→ PASSAGE
------
Personally I use flex and bison. BUT I recommend you look around and see if there are more modern version or alternatives.

Flex Rules

This converts a stream of characters into a stream of tokens.

%%
\+              return '+';
\-              return '-';
\*              return '*';
\/              return '/';
\(              return '(';
\)              return ')';
{Number}        return 259;
{WhiteSpace}    /* Ignore */
.               throw std::runtime_error("Invalid Character");
%%

Bison Rules

This converts a stream of tokens and build a parse stack that is processed.
------
→ CHALLENGE 1
Give again, word for word, the lines of the listing below, starting at the line that contains "box-label-bins-libs-2: Bins/Libs: [645, 449, 820, 496]" and ending at the line that contains "box-label-app1: App1: [350, 345, 452, 393]", with both of those lines included.
------
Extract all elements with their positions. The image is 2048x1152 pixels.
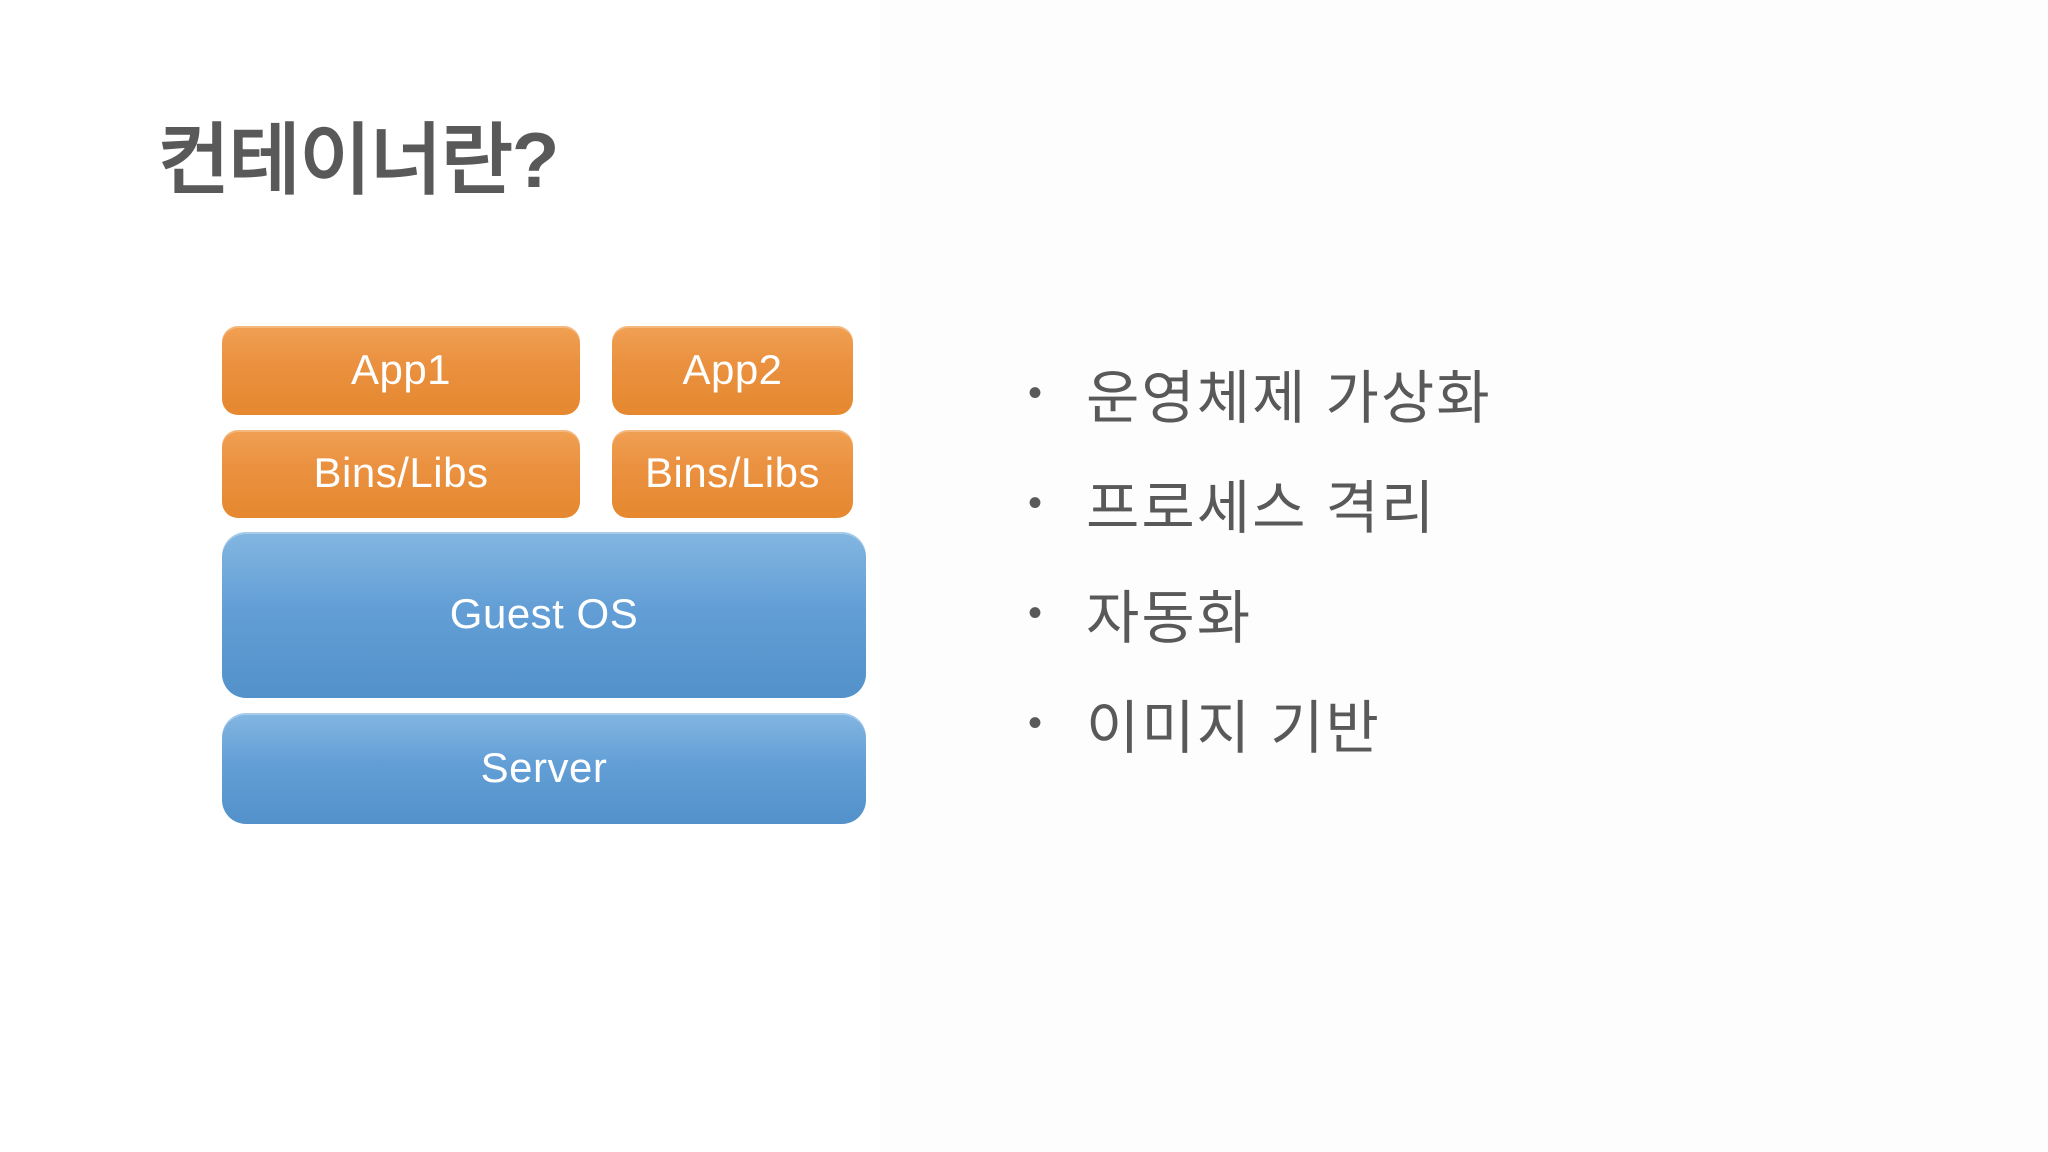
box-label-bins-libs-2: Bins/Libs: [645, 449, 820, 496]
bullet-list: • 운영체제 가상화 • 프로세스 격리 • 자동화 • 이미지 기반: [1028, 338, 1492, 778]
bullet-marker: •: [1028, 700, 1043, 745]
bullet-text: 자동화: [1086, 586, 1253, 651]
bullet-marker: •: [1028, 370, 1043, 415]
bullet-text: 이미지 기반: [1086, 696, 1381, 761]
bullet-item-process-isolation: • 프로세스 격리: [1028, 448, 1492, 558]
box-label-app2: App2: [682, 345, 783, 393]
bullet-item-os-virtualization: • 운영체제 가상화: [1028, 338, 1492, 448]
diagram-box-guest-os: Guest OS: [222, 532, 866, 698]
bullet-text: 프로세스 격리: [1086, 476, 1437, 541]
bullet-text: 운영체제 가상화: [1086, 366, 1492, 431]
box-label-server: Server: [480, 743, 608, 791]
diagram-box-server: Server: [222, 713, 866, 824]
bullet-marker: •: [1028, 480, 1043, 525]
right-tint-panel: [880, 0, 2048, 1152]
bullet-item-image-based: • 이미지 기반: [1028, 668, 1492, 778]
slide-title: 컨테이너란?: [158, 116, 559, 204]
box-label-app1: App1: [350, 345, 452, 393]
box-label-bins-libs-1: Bins/Libs: [313, 449, 489, 496]
bullet-marker: •: [1028, 590, 1043, 635]
diagram-box-app2: App2: [612, 326, 853, 415]
bullet-item-automation: • 자동화: [1028, 558, 1492, 668]
diagram-box-bins-libs-2: Bins/Libs: [612, 430, 853, 518]
diagram-box-app1: App1: [222, 326, 580, 415]
diagram-box-bins-libs-1: Bins/Libs: [222, 430, 580, 518]
box-label-guest-os: Guest OS: [449, 590, 639, 637]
------
→ CHALLENGE 2
In the post about flex and bison, what do the Flex rules convert a stream of characters into?

→ WRITTEN REPLY 1
box-label-bins-libs-2: Bins/Libs: [645, 449, 820, 496]
bullet-list: • 운영체제 가상화 • 프로세스 격리 • 자동화 • 이미지 기반: [1028, 338, 1492, 778]
bullet-marker: •: [1028, 700, 1043, 745]
bullet-text: 자동화: [1086, 586, 1253, 651]
bullet-marker: •: [1028, 370, 1043, 415]
bullet-text: 이미지 기반: [1086, 696, 1381, 761]
bullet-item-process-isolation: • 프로세스 격리: [1028, 448, 1492, 558]
box-label-app2: App2: [682, 345, 783, 393]
bullet-item-os-virtualization: • 운영체제 가상화: [1028, 338, 1492, 448]
diagram-box-guest-os: Guest OS: [222, 532, 866, 698]
bullet-text: 프로세스 격리: [1086, 476, 1437, 541]
bullet-text: 운영체제 가상화: [1086, 366, 1492, 431]
box-label-server: Server: [480, 743, 608, 791]
diagram-box-server: Server: [222, 713, 866, 824]
bullet-marker: •: [1028, 480, 1043, 525]
right-tint-panel: [880, 0, 2048, 1152]
bullet-item-image-based: • 이미지 기반: [1028, 668, 1492, 778]
slide-title: 컨테이너란?: [158, 116, 559, 204]
box-label-app1: App1: [350, 345, 452, 393]

→ WRITTEN REPLY 2
A stream of tokens.